§ **GIVEN EXERCISE**
Using the records that follow, copy every line containing the word "need".

§ **INPUT RECORDS**
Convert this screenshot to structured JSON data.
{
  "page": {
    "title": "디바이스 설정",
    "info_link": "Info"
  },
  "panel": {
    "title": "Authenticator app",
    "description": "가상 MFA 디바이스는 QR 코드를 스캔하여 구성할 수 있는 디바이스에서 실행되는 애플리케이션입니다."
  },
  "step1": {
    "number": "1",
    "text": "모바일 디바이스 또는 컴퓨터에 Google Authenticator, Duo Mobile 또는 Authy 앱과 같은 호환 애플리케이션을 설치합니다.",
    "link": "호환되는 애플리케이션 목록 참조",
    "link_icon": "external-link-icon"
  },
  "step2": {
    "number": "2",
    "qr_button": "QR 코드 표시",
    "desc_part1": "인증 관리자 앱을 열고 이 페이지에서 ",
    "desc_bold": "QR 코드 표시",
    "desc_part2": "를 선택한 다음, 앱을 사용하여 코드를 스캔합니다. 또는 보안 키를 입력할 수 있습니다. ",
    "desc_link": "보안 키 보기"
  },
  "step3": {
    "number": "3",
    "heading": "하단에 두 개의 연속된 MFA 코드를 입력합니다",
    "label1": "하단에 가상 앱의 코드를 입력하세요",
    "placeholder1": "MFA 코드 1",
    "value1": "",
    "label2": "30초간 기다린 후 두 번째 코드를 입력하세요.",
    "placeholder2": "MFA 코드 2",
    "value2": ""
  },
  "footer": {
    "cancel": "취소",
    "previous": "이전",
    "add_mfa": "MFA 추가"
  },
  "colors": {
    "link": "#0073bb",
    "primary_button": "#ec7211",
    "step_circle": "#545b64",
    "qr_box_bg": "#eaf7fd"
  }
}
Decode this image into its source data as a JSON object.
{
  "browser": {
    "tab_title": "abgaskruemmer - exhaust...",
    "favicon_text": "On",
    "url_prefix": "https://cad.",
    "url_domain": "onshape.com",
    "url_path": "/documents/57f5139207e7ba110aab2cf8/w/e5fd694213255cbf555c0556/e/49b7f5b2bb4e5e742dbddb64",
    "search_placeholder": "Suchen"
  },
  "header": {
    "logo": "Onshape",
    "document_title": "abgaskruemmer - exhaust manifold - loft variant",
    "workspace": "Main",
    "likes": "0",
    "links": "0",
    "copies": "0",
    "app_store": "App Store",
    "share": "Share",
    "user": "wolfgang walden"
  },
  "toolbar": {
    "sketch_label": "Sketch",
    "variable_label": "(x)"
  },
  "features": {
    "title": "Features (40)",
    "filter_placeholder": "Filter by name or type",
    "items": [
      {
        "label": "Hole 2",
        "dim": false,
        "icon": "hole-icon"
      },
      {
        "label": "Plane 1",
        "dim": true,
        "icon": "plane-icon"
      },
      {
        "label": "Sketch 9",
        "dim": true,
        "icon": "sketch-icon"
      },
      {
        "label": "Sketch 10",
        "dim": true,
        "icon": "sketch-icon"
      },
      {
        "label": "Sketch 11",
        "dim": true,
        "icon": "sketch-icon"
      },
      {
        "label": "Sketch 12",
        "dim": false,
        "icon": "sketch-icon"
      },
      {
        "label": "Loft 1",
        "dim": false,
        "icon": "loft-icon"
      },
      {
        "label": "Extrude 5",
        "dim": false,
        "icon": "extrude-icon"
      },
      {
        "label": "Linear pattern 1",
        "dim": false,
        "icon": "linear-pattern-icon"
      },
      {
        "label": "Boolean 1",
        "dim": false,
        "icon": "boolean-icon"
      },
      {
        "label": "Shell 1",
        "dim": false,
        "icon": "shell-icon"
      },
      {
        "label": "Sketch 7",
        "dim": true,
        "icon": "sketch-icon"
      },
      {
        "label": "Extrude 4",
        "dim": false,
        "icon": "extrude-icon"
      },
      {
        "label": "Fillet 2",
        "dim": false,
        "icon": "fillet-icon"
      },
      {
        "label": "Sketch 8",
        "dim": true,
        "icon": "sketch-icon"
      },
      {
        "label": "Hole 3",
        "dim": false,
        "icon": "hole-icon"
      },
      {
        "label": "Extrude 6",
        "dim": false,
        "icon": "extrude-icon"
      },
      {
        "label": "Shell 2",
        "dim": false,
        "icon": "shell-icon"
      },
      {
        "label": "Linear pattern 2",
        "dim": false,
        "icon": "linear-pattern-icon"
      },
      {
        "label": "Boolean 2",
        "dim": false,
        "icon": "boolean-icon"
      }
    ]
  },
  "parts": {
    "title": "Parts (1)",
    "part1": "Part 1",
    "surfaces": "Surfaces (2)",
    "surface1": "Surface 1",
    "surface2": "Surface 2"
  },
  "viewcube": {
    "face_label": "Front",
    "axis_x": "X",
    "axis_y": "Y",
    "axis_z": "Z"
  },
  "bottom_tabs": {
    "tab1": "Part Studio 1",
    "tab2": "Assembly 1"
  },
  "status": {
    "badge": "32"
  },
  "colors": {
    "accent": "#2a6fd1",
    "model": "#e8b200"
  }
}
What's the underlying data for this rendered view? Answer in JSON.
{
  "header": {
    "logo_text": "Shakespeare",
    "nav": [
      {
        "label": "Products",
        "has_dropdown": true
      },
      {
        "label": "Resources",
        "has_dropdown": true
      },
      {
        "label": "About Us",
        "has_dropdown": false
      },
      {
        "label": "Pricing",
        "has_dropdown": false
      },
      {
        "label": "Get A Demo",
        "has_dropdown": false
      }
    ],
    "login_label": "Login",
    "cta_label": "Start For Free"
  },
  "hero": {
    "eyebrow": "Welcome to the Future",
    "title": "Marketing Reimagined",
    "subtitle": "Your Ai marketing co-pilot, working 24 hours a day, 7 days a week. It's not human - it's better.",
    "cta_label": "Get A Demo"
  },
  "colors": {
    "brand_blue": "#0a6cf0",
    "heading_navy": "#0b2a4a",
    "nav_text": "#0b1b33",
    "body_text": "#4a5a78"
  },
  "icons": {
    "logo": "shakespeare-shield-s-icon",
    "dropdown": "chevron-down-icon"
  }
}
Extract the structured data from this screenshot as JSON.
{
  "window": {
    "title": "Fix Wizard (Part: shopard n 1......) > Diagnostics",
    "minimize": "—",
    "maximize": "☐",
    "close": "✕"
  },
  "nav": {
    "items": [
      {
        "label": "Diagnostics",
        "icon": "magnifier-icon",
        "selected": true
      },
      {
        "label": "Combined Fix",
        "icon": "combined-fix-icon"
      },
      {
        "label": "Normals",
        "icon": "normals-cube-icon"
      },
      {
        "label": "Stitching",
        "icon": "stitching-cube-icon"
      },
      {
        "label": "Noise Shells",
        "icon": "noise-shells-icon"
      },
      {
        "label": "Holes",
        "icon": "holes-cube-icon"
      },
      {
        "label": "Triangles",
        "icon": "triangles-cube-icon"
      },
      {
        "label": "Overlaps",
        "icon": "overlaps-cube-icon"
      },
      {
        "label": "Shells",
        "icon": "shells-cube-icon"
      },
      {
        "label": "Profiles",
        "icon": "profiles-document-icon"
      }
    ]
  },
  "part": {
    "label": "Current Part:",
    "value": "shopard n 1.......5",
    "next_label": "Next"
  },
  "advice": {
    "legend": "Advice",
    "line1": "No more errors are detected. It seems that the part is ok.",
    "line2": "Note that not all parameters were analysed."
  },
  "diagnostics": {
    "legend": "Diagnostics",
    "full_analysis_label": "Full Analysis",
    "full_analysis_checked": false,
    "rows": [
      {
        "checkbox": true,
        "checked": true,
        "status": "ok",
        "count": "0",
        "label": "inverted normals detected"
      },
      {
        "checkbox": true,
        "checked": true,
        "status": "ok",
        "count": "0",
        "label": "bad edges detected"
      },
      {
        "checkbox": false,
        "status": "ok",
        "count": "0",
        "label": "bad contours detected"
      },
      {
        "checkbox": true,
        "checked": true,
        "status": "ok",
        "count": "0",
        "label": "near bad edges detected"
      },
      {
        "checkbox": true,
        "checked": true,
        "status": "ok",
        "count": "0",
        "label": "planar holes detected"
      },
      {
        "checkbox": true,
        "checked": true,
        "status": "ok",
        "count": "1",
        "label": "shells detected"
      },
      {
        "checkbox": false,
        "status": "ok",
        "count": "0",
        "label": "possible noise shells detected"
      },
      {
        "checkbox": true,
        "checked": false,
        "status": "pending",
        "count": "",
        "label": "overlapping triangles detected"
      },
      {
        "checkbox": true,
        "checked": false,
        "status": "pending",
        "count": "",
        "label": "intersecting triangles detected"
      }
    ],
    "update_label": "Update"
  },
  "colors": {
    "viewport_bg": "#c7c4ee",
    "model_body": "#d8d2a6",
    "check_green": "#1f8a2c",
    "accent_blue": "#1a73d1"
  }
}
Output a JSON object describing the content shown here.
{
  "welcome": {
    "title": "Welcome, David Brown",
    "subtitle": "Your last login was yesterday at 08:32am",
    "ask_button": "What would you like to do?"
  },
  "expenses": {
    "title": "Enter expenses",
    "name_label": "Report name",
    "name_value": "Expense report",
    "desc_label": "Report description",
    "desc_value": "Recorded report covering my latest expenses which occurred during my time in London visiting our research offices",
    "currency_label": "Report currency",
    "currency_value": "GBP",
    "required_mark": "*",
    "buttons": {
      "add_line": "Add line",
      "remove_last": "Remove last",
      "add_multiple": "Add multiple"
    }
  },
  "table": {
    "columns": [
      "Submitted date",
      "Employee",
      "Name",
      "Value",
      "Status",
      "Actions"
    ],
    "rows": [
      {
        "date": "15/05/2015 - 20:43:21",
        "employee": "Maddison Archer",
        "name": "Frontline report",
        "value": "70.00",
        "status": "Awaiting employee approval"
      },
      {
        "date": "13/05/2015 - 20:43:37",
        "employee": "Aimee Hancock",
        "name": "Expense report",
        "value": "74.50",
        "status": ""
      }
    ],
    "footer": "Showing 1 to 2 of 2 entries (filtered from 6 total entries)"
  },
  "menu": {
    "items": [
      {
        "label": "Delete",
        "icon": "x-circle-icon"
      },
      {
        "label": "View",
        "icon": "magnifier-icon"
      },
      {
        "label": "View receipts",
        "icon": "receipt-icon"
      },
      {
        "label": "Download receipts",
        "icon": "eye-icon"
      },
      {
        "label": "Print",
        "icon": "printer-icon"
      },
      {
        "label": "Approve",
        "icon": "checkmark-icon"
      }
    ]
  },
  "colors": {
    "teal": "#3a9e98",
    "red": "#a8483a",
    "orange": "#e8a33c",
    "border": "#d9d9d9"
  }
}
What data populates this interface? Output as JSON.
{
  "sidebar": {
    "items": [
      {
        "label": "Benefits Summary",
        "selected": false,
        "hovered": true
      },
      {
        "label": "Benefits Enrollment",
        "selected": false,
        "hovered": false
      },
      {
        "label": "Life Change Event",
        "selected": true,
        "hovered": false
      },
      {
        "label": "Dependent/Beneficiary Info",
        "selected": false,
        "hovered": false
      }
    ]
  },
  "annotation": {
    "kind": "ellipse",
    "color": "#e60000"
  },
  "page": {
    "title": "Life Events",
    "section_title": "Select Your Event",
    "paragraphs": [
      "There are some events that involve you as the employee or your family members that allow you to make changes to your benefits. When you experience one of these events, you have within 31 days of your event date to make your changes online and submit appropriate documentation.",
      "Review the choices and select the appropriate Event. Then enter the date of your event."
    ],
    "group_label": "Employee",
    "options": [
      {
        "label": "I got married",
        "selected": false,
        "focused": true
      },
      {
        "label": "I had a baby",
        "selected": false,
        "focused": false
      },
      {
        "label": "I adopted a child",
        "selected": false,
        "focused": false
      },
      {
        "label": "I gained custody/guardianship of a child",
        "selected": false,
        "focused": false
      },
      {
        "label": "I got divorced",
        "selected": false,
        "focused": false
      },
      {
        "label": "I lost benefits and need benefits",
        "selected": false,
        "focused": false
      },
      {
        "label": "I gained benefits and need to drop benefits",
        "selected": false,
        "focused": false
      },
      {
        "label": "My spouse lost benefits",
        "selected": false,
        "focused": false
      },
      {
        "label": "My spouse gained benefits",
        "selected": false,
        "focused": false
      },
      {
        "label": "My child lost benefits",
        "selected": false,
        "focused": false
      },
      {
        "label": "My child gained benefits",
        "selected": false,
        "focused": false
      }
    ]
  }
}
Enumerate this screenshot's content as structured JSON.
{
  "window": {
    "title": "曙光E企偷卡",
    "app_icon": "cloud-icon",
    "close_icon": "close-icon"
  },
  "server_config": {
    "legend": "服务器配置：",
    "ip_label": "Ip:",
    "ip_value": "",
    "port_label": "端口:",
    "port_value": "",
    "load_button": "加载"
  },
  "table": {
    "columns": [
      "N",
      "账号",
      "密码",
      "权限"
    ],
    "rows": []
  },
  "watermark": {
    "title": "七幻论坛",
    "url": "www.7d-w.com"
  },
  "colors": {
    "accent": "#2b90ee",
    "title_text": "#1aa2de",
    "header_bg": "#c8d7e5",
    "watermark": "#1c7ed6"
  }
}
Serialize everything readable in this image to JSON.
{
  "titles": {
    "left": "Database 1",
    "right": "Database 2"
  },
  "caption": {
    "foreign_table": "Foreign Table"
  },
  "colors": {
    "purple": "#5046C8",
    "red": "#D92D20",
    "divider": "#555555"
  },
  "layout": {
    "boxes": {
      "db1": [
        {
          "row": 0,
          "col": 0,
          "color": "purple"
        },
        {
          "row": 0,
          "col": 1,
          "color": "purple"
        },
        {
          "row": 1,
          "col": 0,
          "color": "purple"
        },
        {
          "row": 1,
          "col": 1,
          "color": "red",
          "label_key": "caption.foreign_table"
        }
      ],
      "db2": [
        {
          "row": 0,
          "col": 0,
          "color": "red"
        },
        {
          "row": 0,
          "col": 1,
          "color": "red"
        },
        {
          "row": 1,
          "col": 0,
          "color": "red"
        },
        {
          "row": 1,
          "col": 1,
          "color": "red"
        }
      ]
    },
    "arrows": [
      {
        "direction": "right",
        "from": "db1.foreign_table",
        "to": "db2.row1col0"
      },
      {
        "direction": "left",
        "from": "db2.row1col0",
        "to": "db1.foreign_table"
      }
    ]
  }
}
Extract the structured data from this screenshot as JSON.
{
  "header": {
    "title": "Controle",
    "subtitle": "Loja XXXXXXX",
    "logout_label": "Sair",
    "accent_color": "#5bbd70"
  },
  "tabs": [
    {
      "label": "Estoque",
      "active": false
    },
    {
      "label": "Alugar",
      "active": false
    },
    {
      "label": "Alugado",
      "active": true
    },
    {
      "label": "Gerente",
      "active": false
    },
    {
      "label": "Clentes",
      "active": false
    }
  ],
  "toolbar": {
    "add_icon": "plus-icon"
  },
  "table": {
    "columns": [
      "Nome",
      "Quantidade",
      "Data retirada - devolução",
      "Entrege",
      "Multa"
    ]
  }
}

§ **CORRECT RESPONSE**
        "label": "I lost benefits and need benefits",
        "label": "I gained benefits and need to drop benefits",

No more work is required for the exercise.